• _What to produce_: Where the data below has the string "When", return the whole line.

• _Saved data entries_:
────

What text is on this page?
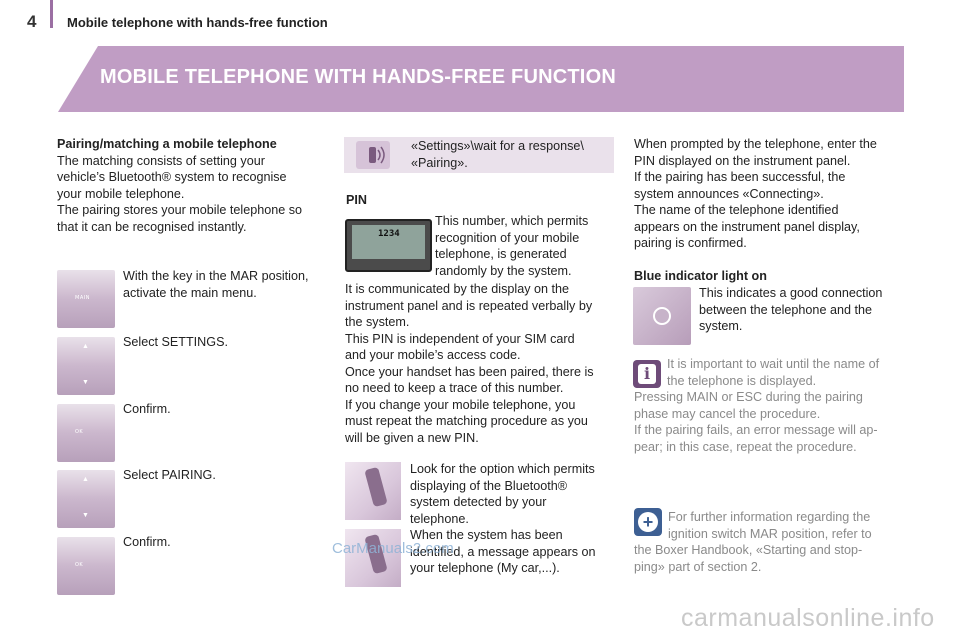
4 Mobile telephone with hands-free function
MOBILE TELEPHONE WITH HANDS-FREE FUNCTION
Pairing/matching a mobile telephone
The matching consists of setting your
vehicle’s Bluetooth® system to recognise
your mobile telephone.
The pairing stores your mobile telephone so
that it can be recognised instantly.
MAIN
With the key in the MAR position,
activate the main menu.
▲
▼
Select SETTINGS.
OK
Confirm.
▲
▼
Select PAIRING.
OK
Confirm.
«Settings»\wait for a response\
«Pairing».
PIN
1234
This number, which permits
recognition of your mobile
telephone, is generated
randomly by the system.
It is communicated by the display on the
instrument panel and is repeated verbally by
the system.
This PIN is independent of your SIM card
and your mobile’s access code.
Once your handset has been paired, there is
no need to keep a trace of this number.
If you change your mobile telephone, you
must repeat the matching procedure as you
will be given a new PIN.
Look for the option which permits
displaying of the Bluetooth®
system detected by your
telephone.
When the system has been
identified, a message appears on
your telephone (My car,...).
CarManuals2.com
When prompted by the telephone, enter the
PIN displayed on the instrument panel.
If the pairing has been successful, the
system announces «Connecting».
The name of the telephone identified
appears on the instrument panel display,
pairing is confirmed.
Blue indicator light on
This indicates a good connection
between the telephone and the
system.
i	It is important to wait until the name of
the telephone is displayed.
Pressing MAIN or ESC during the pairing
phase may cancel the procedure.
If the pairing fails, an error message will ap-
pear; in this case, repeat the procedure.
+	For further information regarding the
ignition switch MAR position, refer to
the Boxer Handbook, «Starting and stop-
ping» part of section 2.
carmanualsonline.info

────

• _Solution to this task_:
When the system has been
When prompted by the telephone, enter the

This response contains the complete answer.